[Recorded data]
•••

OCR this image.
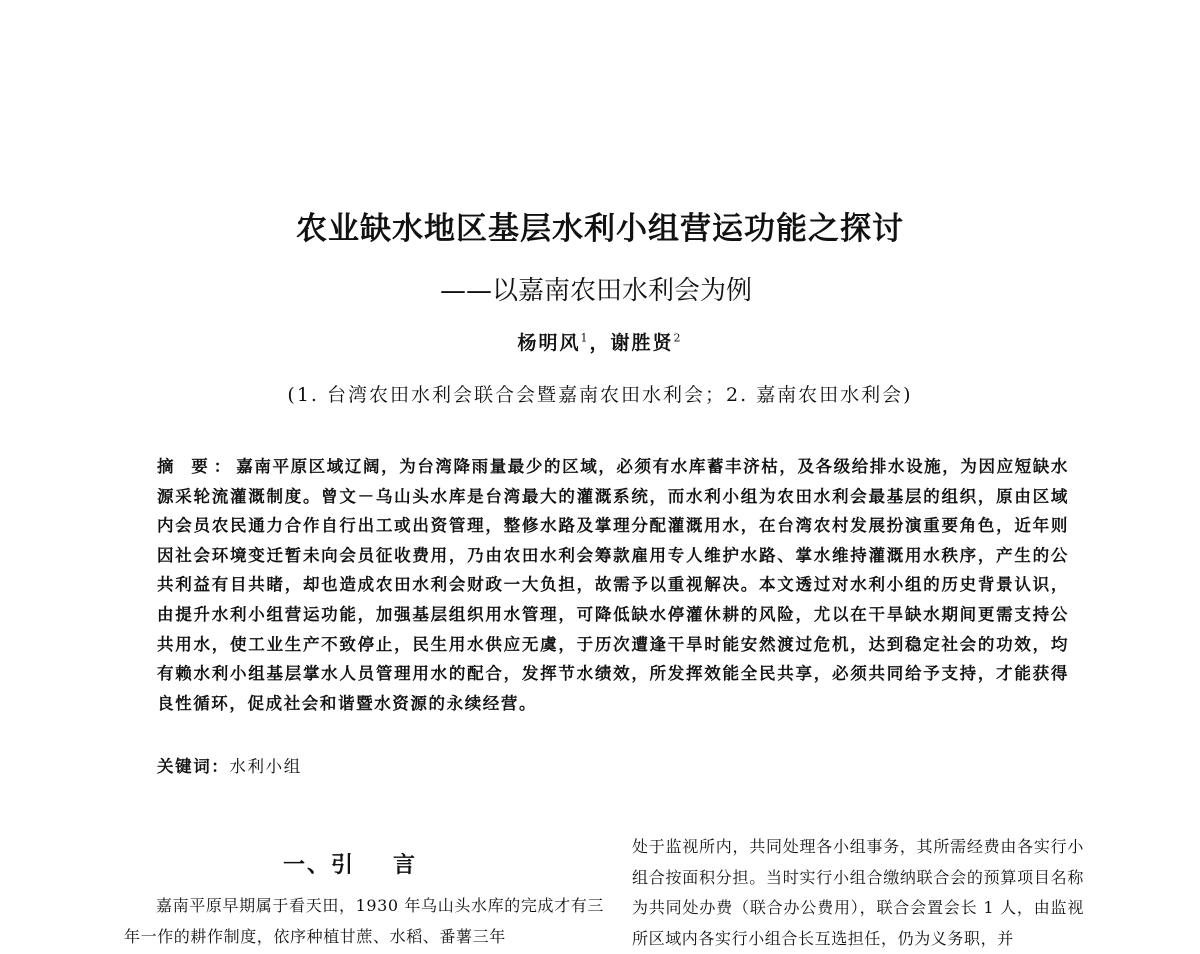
农业缺水地区基层水利小组营运功能之探讨
——以嘉南农田水利会为例
杨明风$^1$，谢胜贤$^2$
(1. 台湾农田水利会联合会暨嘉南农田水利会；2. 嘉南农田水利会)
摘 要：嘉南平原区域辽阔，为台湾降雨量最少的区域，必须有水库蓄丰济枯，及各级给排水设施，为因应短缺水源采轮流灌溉制度。曾文－乌山头水库是台湾最大的灌溉系统，而水利小组为农田水利会最基层的组织，原由区域内会员农民通力合作自行出工或出资管理，整修水路及掌理分配灌溉用水，在台湾农村发展扮演重要角色，近年则因社会环境变迁暂未向会员征收费用，乃由农田水利会筹款雇用专人维护水路、掌水维持灌溉用水秩序，产生的公共利益有目共睹，却也造成农田水利会财政一大负担，故需予以重视解决。本文透过对水利小组的历史背景认识，由提升水利小组营运功能，加强基层组织用水管理，可降低缺水停灌休耕的风险，尤以在干旱缺水期间更需支持公共用水，使工业生产不致停止，民生用水供应无虞，于历次遭逢干旱时能安然渡过危机，达到稳定社会的功效，均有赖水利小组基层掌水人员管理用水的配合，发挥节水绩效，所发挥效能全民共享，必须共同给予支持，才能获得良性循环，促成社会和谐暨水资源的永续经营。
关键词：水利小组
一、引 言

嘉南平原早期属于看天田，1930 年乌山头水库的完成才有三年一作的耕作制度，依序种植甘蔗、水稻、番薯三年

处于监视所内，共同处理各小组事务，其所需经费由各实行小组合按面积分担。当时实行小组合缴纳联合会的预算项目名称为共同处办费（联合办公费用），联合会置会长 1 人，由监视所区域内各实行小组合长互选担任，仍为义务职，并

•••

**Aim:** Write every record out again exactly; no pictures belong in the copy.

**Expected answer:**
OCR this image.
农业缺水地区基层水利小组营运功能之探讨
——以嘉南农田水利会为例
杨明风$^1$，谢胜贤$^2$
(1. 台湾农田水利会联合会暨嘉南农田水利会；2. 嘉南农田水利会)
摘 要：嘉南平原区域辽阔，为台湾降雨量最少的区域，必须有水库蓄丰济枯，及各级给排水设施，为因应短缺水源采轮流灌溉制度。曾文－乌山头水库是台湾最大的灌溉系统，而水利小组为农田水利会最基层的组织，原由区域内会员农民通力合作自行出工或出资管理，整修水路及掌理分配灌溉用水，在台湾农村发展扮演重要角色，近年则因社会环境变迁暂未向会员征收费用，乃由农田水利会筹款雇用专人维护水路、掌水维持灌溉用水秩序，产生的公共利益有目共睹，却也造成农田水利会财政一大负担，故需予以重视解决。本文透过对水利小组的历史背景认识，由提升水利小组营运功能，加强基层组织用水管理，可降低缺水停灌休耕的风险，尤以在干旱缺水期间更需支持公共用水，使工业生产不致停止，民生用水供应无虞，于历次遭逢干旱时能安然渡过危机，达到稳定社会的功效，均有赖水利小组基层掌水人员管理用水的配合，发挥节水绩效，所发挥效能全民共享，必须共同给予支持，才能获得良性循环，促成社会和谐暨水资源的永续经营。
关键词：水利小组
一、引 言

嘉南平原早期属于看天田，1930 年乌山头水库的完成才有三年一作的耕作制度，依序种植甘蔗、水稻、番薯三年

处于监视所内，共同处理各小组事务，其所需经费由各实行小组合按面积分担。当时实行小组合缴纳联合会的预算项目名称为共同处办费（联合办公费用），联合会置会长 1 人，由监视所区域内各实行小组合长互选担任，仍为义务职，并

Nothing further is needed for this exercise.